Recast all the lines of the entries below as a Markdown table with two columns, Row for the row number and Line for the text, skipping any blank lines and leaving the pictures out.
* begin Records shown *
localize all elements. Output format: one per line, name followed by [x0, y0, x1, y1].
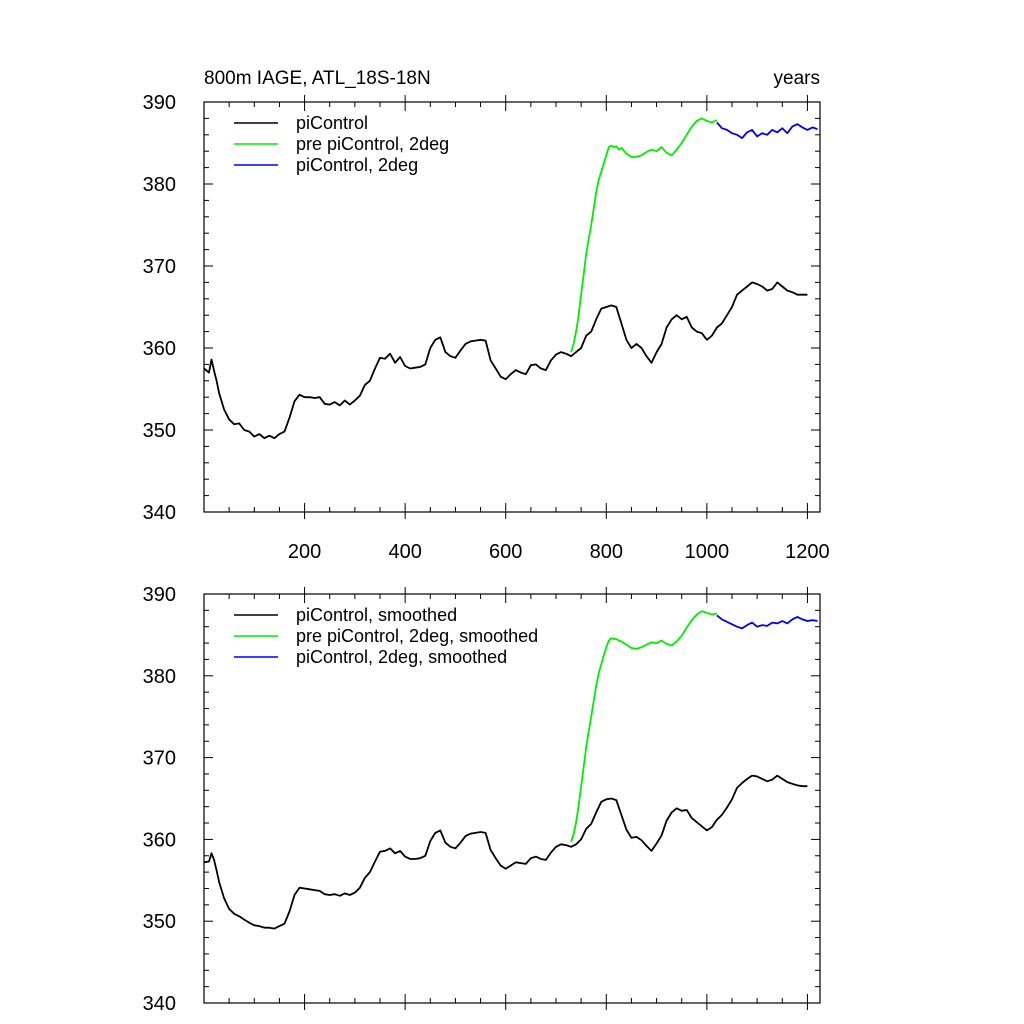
chart-title: 800m IAGE, ATL_18S-18N [204, 68, 431, 89]
y-tick-label: 380 [143, 666, 176, 688]
legend-label: piControl, smoothed [296, 605, 457, 625]
y-tick-label: 380 [143, 174, 176, 196]
plot-frame [203, 101, 821, 513]
x-tick-label: 1000 [685, 541, 730, 563]
series-line [716, 614, 818, 630]
x-axis-units-label: years [774, 68, 820, 89]
x-tick-label: 400 [388, 541, 421, 563]
series-line [570, 117, 718, 353]
series-line [570, 610, 718, 843]
x-tick-label: 1200 [785, 541, 830, 563]
legend-label: pre piControl, 2deg [296, 134, 449, 154]
y-tick-label: 390 [143, 584, 176, 606]
y-tick-label: 340 [143, 993, 176, 1015]
x-tick-label: 800 [590, 541, 623, 563]
series-line [203, 281, 808, 440]
series-line [203, 774, 808, 930]
y-tick-label: 360 [143, 829, 176, 851]
legend-label: piControl, 2deg, smoothed [296, 647, 507, 667]
y-tick-label: 350 [143, 420, 176, 442]
y-tick-label: 370 [143, 748, 176, 770]
x-tick-label: 200 [288, 541, 321, 563]
y-tick-label: 360 [143, 338, 176, 360]
y-tick-label: 340 [143, 502, 176, 524]
legend-label: pre piControl, 2deg, smoothed [296, 626, 538, 646]
plot-frame [203, 593, 821, 1004]
y-tick-label: 350 [143, 911, 176, 933]
series-line [716, 121, 818, 140]
chart-panel-top: 200 400 600 800 1000 1200 340 350 360 370 380 390 pi… [143, 92, 830, 563]
chart-panel-bottom: 340 350 360 370 380 390 piControl, smoothedpre… [143, 584, 821, 1015]
legend-label: piControl [296, 113, 368, 133]
x-tick-label: 600 [489, 541, 522, 563]
y-tick-label: 370 [143, 256, 176, 278]
legend-label: piControl, 2deg [296, 155, 418, 175]
y-tick-label: 390 [143, 92, 176, 114]
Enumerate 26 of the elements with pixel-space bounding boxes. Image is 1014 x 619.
* end Records shown *
> _Exercise solution_:
| Row | Line |
|---|---|
| 1 | localize all elements. Output format: one per line, name followed by [x0, y0, x1, y1]. |
| 2 | chart-title: 800m IAGE, ATL_18S-18N [204, 68, 431, 89] |
| 3 | y-tick-label: 380 [143, 666, 176, 688] |
| 4 | legend-label: piControl, smoothed [296, 605, 457, 625] |
| 5 | y-tick-label: 380 [143, 174, 176, 196] |
| 6 | plot-frame [203, 101, 821, 513] |
| 7 | x-tick-label: 1000 [685, 541, 730, 563] |
| 8 | series-line [716, 614, 818, 630] |
| 9 | x-axis-units-label: years [774, 68, 820, 89] |
| 10 | x-tick-label: 400 [388, 541, 421, 563] |
| 11 | series-line [570, 117, 718, 353] |
| 12 | series-line [570, 610, 718, 843] |
| 13 | x-tick-label: 1200 [785, 541, 830, 563] |
| 14 | legend-label: pre piControl, 2deg [296, 134, 449, 154] |
| 15 | y-tick-label: 390 [143, 584, 176, 606] |
| 16 | y-tick-label: 340 [143, 993, 176, 1015] |
| 17 | x-tick-label: 800 [590, 541, 623, 563] |
| 18 | series-line [203, 281, 808, 440] |
| 19 | series-line [203, 774, 808, 930] |
| 20 | y-tick-label: 360 [143, 829, 176, 851] |
| 21 | legend-label: piControl, 2deg, smoothed [296, 647, 507, 667] |
| 22 | y-tick-label: 350 [143, 420, 176, 442] |
| 23 | y-tick-label: 370 [143, 748, 176, 770] |
| 24 | x-tick-label: 200 [288, 541, 321, 563] |
| 25 | y-tick-label: 360 [143, 338, 176, 360] |
| 26 | y-tick-label: 340 [143, 502, 176, 524] |
| 27 | legend-label: pre piControl, 2deg, smoothed [296, 626, 538, 646] |
| 28 | plot-frame [203, 593, 821, 1004] |
| 29 | y-tick-label: 350 [143, 911, 176, 933] |
| 30 | series-line [716, 121, 818, 140] |
| 31 | chart-panel-top: 200 400 600 800 1000 1200 340 350 360 370 380 390 pi… [143, 92, 830, 563] |
| 32 | chart-panel-bottom: 340 350 360 370 380 390 piControl, smoothedpre… [143, 584, 821, 1015] |
| 33 | legend-label: piControl [296, 113, 368, 133] |
| 34 | x-tick-label: 600 [489, 541, 522, 563] |
| 35 | y-tick-label: 370 [143, 256, 176, 278] |
| 36 | legend-label: piControl, 2deg [296, 155, 418, 175] |
| 37 | y-tick-label: 390 [143, 92, 176, 114] |
| 38 | Enumerate 26 of the elements with pixel-space bounding boxes. Image is 1014 x 619. |